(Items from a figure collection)
>>>

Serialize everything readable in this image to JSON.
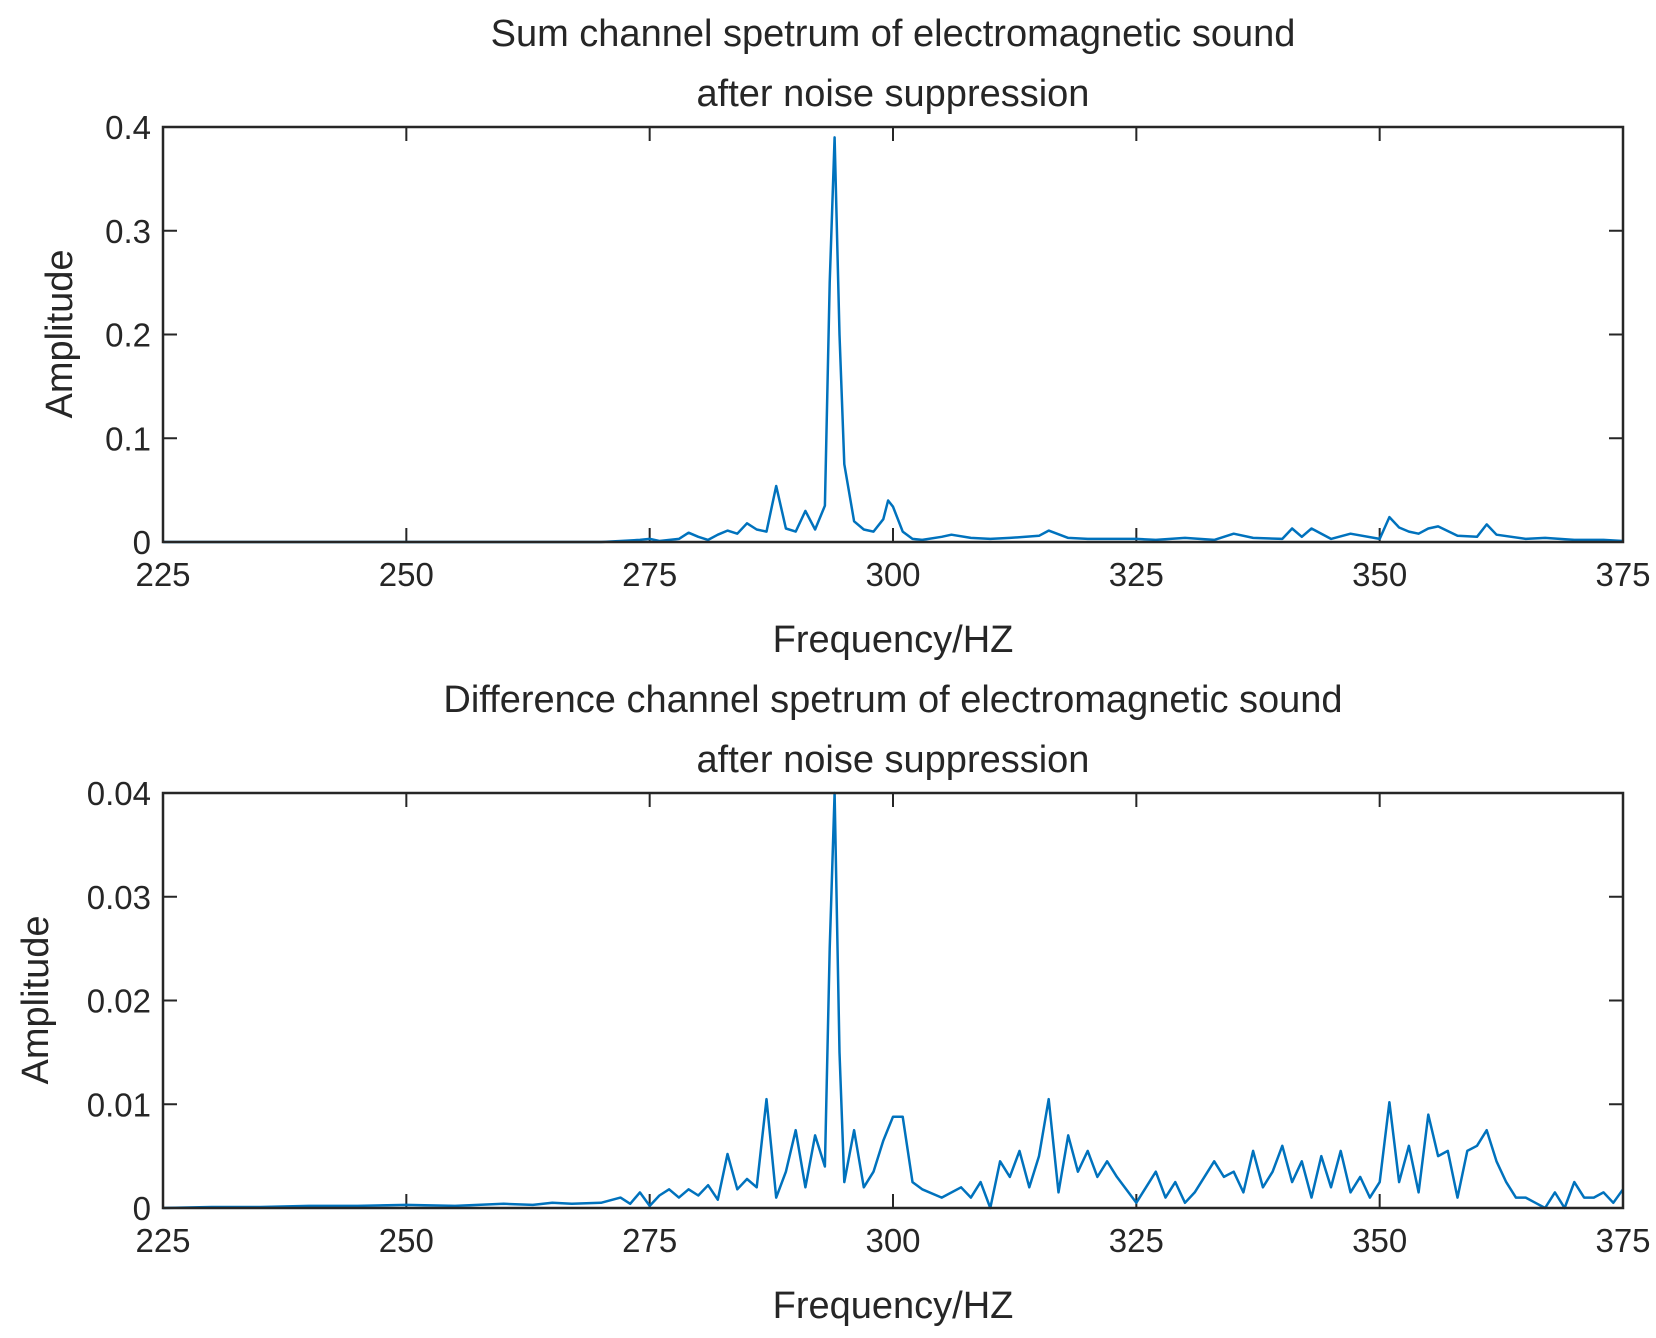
{
  "colors": {
    "series": "#0072BD",
    "axis": "#262626",
    "background": "#ffffff"
  },
  "chart_data": [
    {
      "type": "line",
      "title": [
        "Sum channel spetrum of electromagnetic sound",
        "after noise suppression"
      ],
      "xlabel": "Frequency/HZ",
      "ylabel": "Amplitude",
      "xlim": [
        225,
        375
      ],
      "ylim": [
        0,
        0.4
      ],
      "xticks": [
        225,
        250,
        275,
        300,
        325,
        350,
        375
      ],
      "xtick_labels": [
        "225",
        "250",
        "275",
        "300",
        "325",
        "350",
        "375"
      ],
      "yticks": [
        0,
        0.1,
        0.2,
        0.3,
        0.4
      ],
      "ytick_labels": [
        "0",
        "0.1",
        "0.2",
        "0.3",
        "0.4"
      ],
      "grid": false,
      "series": [
        {
          "x": [
            225,
            240,
            250,
            260,
            270,
            272,
            274,
            275,
            276,
            278,
            279,
            280,
            281,
            282,
            283,
            284,
            285,
            286,
            287,
            288,
            289,
            290,
            291,
            292,
            293,
            293.5,
            294,
            294.5,
            295,
            296,
            297,
            298,
            299,
            299.5,
            300,
            301,
            302,
            303,
            305,
            306,
            308,
            310,
            312,
            315,
            316,
            318,
            320,
            322,
            325,
            327,
            330,
            333,
            335,
            337,
            340,
            341,
            342,
            343,
            345,
            347,
            350,
            351,
            352,
            353,
            354,
            355,
            356,
            358,
            360,
            361,
            362,
            365,
            367,
            370,
            373,
            375
          ],
          "y": [
            0,
            0,
            0,
            0,
            0,
            0.001,
            0.002,
            0.003,
            0.001,
            0.003,
            0.009,
            0.005,
            0.002,
            0.007,
            0.011,
            0.008,
            0.018,
            0.012,
            0.01,
            0.054,
            0.013,
            0.01,
            0.03,
            0.012,
            0.035,
            0.25,
            0.39,
            0.2,
            0.075,
            0.02,
            0.012,
            0.01,
            0.022,
            0.04,
            0.034,
            0.01,
            0.003,
            0.002,
            0.005,
            0.007,
            0.004,
            0.003,
            0.004,
            0.006,
            0.011,
            0.004,
            0.003,
            0.003,
            0.003,
            0.002,
            0.004,
            0.002,
            0.008,
            0.004,
            0.003,
            0.013,
            0.005,
            0.013,
            0.003,
            0.008,
            0.003,
            0.024,
            0.014,
            0.01,
            0.008,
            0.013,
            0.015,
            0.006,
            0.005,
            0.017,
            0.007,
            0.003,
            0.004,
            0.002,
            0.002,
            0.001
          ]
        }
      ]
    },
    {
      "type": "line",
      "title": [
        "Difference channel spetrum of electromagnetic sound",
        "after noise suppression"
      ],
      "xlabel": "Frequency/HZ",
      "ylabel": "Amplitude",
      "xlim": [
        225,
        375
      ],
      "ylim": [
        0,
        0.04
      ],
      "xticks": [
        225,
        250,
        275,
        300,
        325,
        350,
        375
      ],
      "xtick_labels": [
        "225",
        "250",
        "275",
        "300",
        "325",
        "350",
        "375"
      ],
      "yticks": [
        0,
        0.01,
        0.02,
        0.03,
        0.04
      ],
      "ytick_labels": [
        "0",
        "0.01",
        "0.02",
        "0.03",
        "0.04"
      ],
      "grid": false,
      "series": [
        {
          "x": [
            225,
            230,
            235,
            240,
            245,
            250,
            255,
            260,
            263,
            265,
            267,
            270,
            272,
            273,
            274,
            275,
            276,
            277,
            278,
            279,
            280,
            281,
            282,
            283,
            284,
            285,
            286,
            287,
            288,
            289,
            290,
            291,
            292,
            293,
            293.5,
            294,
            294.5,
            295,
            296,
            297,
            298,
            299,
            300,
            301,
            302,
            303,
            305,
            307,
            308,
            309,
            310,
            311,
            312,
            313,
            314,
            315,
            316,
            317,
            318,
            319,
            320,
            321,
            322,
            323,
            325,
            327,
            328,
            329,
            330,
            331,
            333,
            334,
            335,
            336,
            337,
            338,
            339,
            340,
            341,
            342,
            343,
            344,
            345,
            346,
            347,
            348,
            349,
            350,
            351,
            352,
            353,
            354,
            355,
            356,
            357,
            358,
            359,
            360,
            361,
            362,
            363,
            364,
            365,
            366,
            367,
            368,
            369,
            370,
            371,
            372,
            373,
            374,
            375
          ],
          "y": [
            0,
            0.0001,
            0.0001,
            0.0002,
            0.0002,
            0.0003,
            0.0002,
            0.0004,
            0.0003,
            0.0005,
            0.0004,
            0.0005,
            0.001,
            0.0004,
            0.0015,
            0.0002,
            0.0012,
            0.0018,
            0.001,
            0.0018,
            0.0012,
            0.0022,
            0.0008,
            0.0052,
            0.0018,
            0.0028,
            0.002,
            0.0105,
            0.001,
            0.0035,
            0.0075,
            0.002,
            0.007,
            0.004,
            0.025,
            0.04,
            0.015,
            0.0025,
            0.0075,
            0.002,
            0.0035,
            0.0065,
            0.0088,
            0.0088,
            0.0025,
            0.0018,
            0.001,
            0.002,
            0.001,
            0.0025,
            0,
            0.0045,
            0.003,
            0.0055,
            0.002,
            0.005,
            0.0105,
            0.0015,
            0.007,
            0.0035,
            0.0055,
            0.003,
            0.0045,
            0.003,
            0.0005,
            0.0035,
            0.001,
            0.0025,
            0.0005,
            0.0015,
            0.0045,
            0.003,
            0.0035,
            0.0015,
            0.0055,
            0.002,
            0.0035,
            0.006,
            0.0025,
            0.0045,
            0.001,
            0.005,
            0.002,
            0.0055,
            0.0015,
            0.003,
            0.001,
            0.0025,
            0.0102,
            0.0025,
            0.006,
            0.0015,
            0.009,
            0.005,
            0.0055,
            0.001,
            0.0055,
            0.006,
            0.0075,
            0.0045,
            0.0025,
            0.001,
            0.001,
            0.0005,
            0,
            0.0015,
            0,
            0.0025,
            0.001,
            0.001,
            0.0015,
            0.0005,
            0.0018
          ]
        }
      ]
    }
  ]
}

<<<

◆ DO THIS:
Give every line of the material that includes the string "electromagnetic".

◆ FINAL RESULT:
        "Sum channel spetrum of electromagnetic sound",
        "Difference channel spetrum of electromagnetic sound",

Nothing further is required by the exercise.